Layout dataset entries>
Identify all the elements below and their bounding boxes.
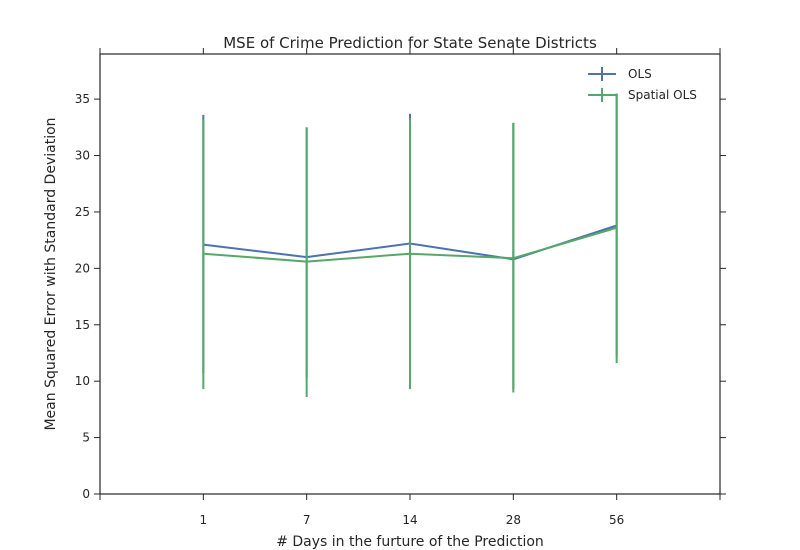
x-tick-label: 7	[303, 513, 311, 527]
y-tick-label: 30	[75, 149, 90, 163]
legend-label: Spatial OLS	[628, 88, 697, 102]
y-tick-label: 15	[75, 318, 90, 332]
y-tick-label: 5	[82, 431, 90, 445]
series-line	[203, 226, 617, 263]
y-ticks: 0 5 10 15 20 25 30 35	[75, 92, 726, 501]
chart-title: MSE of Crime Prediction for State Senate…	[223, 34, 597, 52]
x-axis-label: # Days in the furture of the Prediction	[276, 534, 544, 550]
legend-label: OLS	[628, 67, 652, 81]
x-tick-label: 14	[402, 513, 417, 527]
x-tick-label: 1	[200, 513, 208, 527]
x-tick-label: 56	[609, 513, 624, 527]
y-tick-label: 10	[75, 374, 90, 388]
legend-item: OLS	[588, 67, 652, 81]
y-tick-label: 0	[82, 487, 90, 501]
y-tick-label: 25	[75, 205, 90, 219]
legend-item: Spatial OLS	[588, 88, 697, 102]
x-ticks: 1 7 14 28 56	[99, 48, 721, 527]
y-tick-label: 20	[75, 261, 90, 275]
series-2	[202, 93, 618, 397]
legend: OLS Spatial OLS	[588, 67, 697, 102]
x-tick-label: 28	[506, 513, 521, 527]
y-axis-label: Mean Squared Error with Standard Deviati…	[43, 117, 59, 430]
y-tick-label: 35	[75, 92, 90, 106]
series-layer	[202, 93, 618, 397]
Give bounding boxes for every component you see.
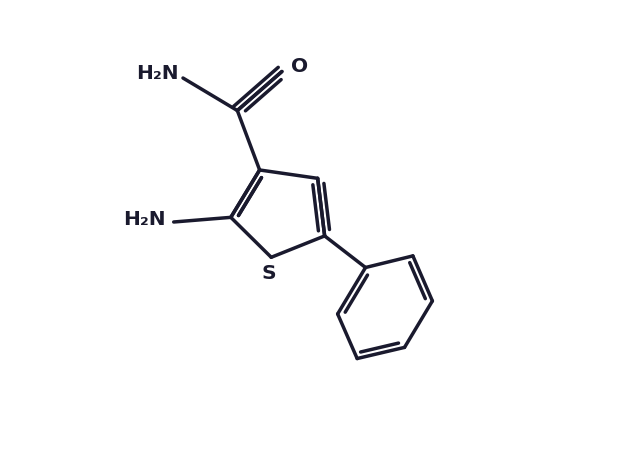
Text: O: O (291, 57, 308, 76)
Text: H₂N: H₂N (124, 210, 166, 229)
Text: S: S (262, 264, 276, 283)
Text: H₂N: H₂N (136, 64, 179, 83)
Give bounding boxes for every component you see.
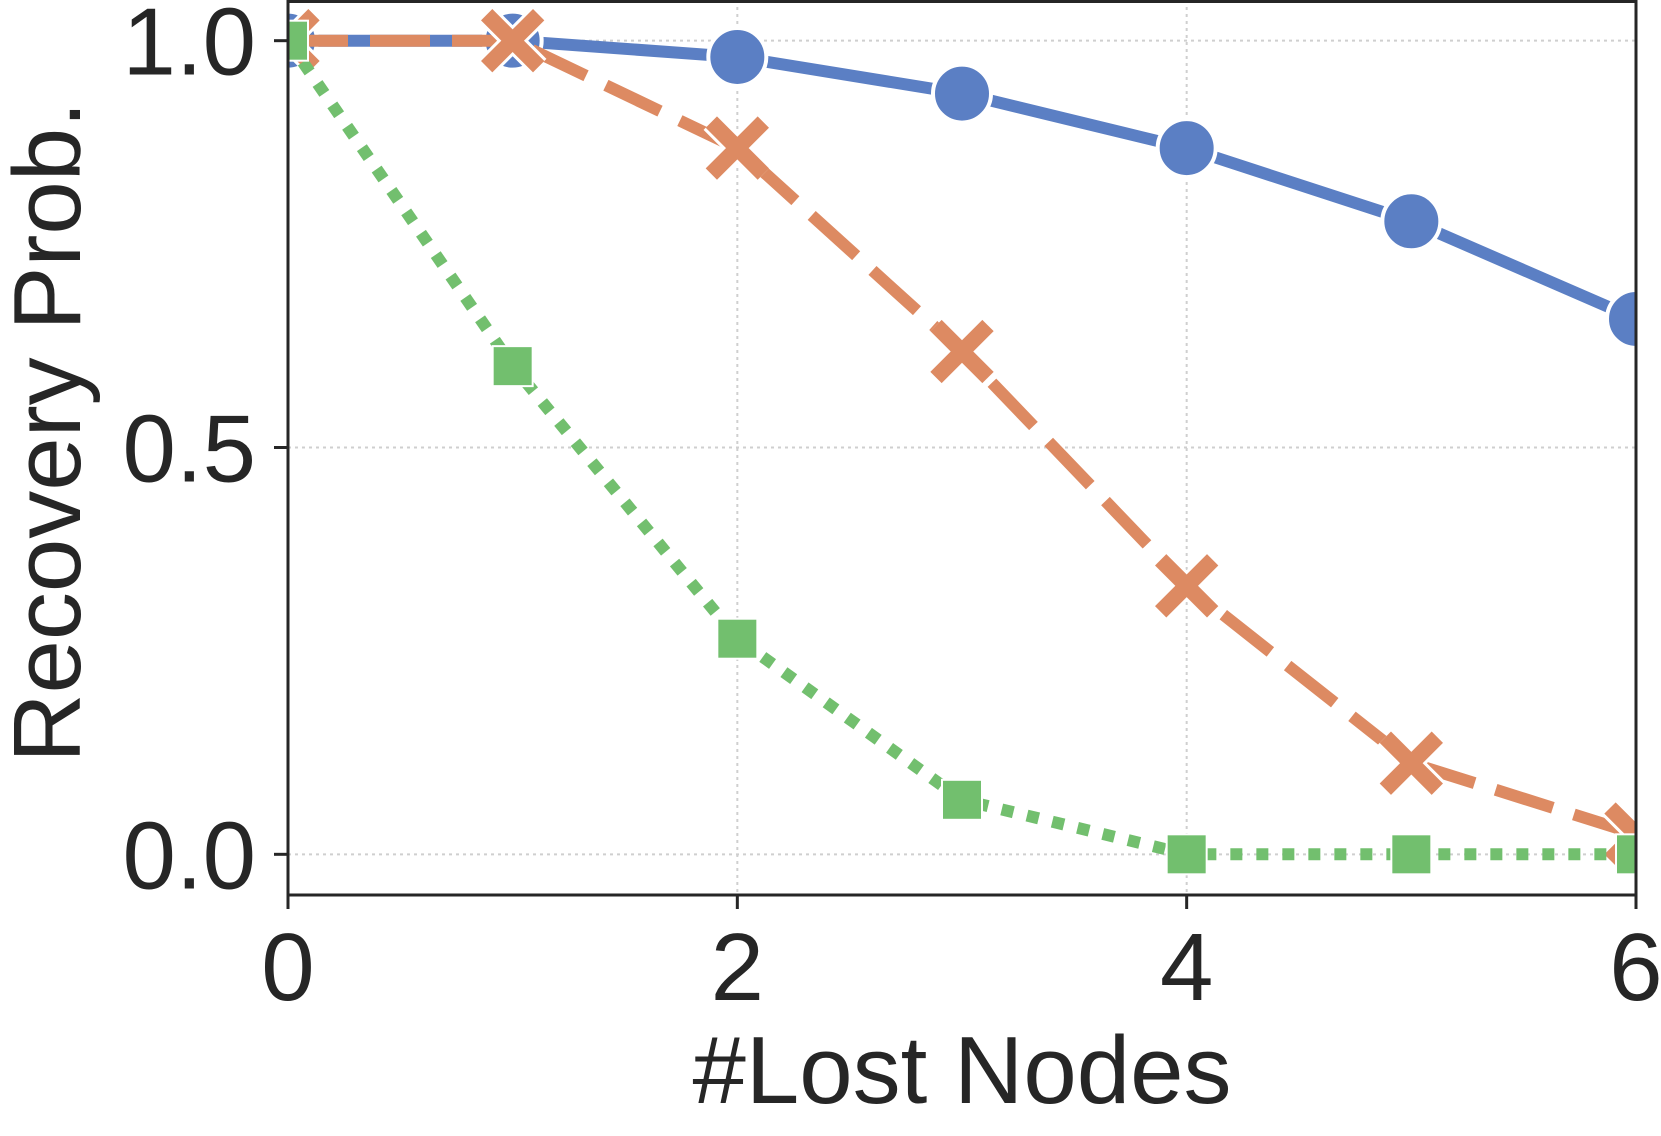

Goal>
Reproduce every line of the data above without changing anything, but leave out the pictures.

Written response>
Identify all the elements below and their bounding boxes.
x-tick-label: 7	[303, 513, 311, 527]
y-tick-label: 30	[75, 149, 90, 163]
legend-label: Spatial OLS	[628, 88, 697, 102]
y-tick-label: 15	[75, 318, 90, 332]
y-tick-label: 5	[82, 431, 90, 445]
series-line	[203, 226, 617, 263]
y-ticks: 0 5 10 15 20 25 30 35	[75, 92, 726, 501]
chart-title: MSE of Crime Prediction for State Senate…	[223, 34, 597, 52]
x-axis-label: # Days in the furture of the Prediction	[276, 534, 544, 550]
legend-label: OLS	[628, 67, 652, 81]
x-tick-label: 14	[402, 513, 417, 527]
x-tick-label: 1	[200, 513, 208, 527]
x-tick-label: 56	[609, 513, 624, 527]
y-tick-label: 10	[75, 374, 90, 388]
legend-item: OLS	[588, 67, 652, 81]
y-tick-label: 0	[82, 487, 90, 501]
y-tick-label: 25	[75, 205, 90, 219]
legend-item: Spatial OLS	[588, 88, 697, 102]
x-ticks: 1 7 14 28 56	[99, 48, 721, 527]
y-tick-label: 20	[75, 261, 90, 275]
series-2	[202, 93, 618, 397]
legend: OLS Spatial OLS	[588, 67, 697, 102]
x-tick-label: 28	[506, 513, 521, 527]
y-axis-label: Mean Squared Error with Standard Deviati…	[43, 117, 59, 430]
y-tick-label: 35	[75, 92, 90, 106]
series-layer	[202, 93, 618, 397]
Give bounding boxes for every component you see.
Text: O: O (291, 57, 308, 76)
Text: H₂N: H₂N (124, 210, 166, 229)
Text: S: S (262, 264, 276, 283)
Text: H₂N: H₂N (136, 64, 179, 83)
Give bounding boxes for every component you see.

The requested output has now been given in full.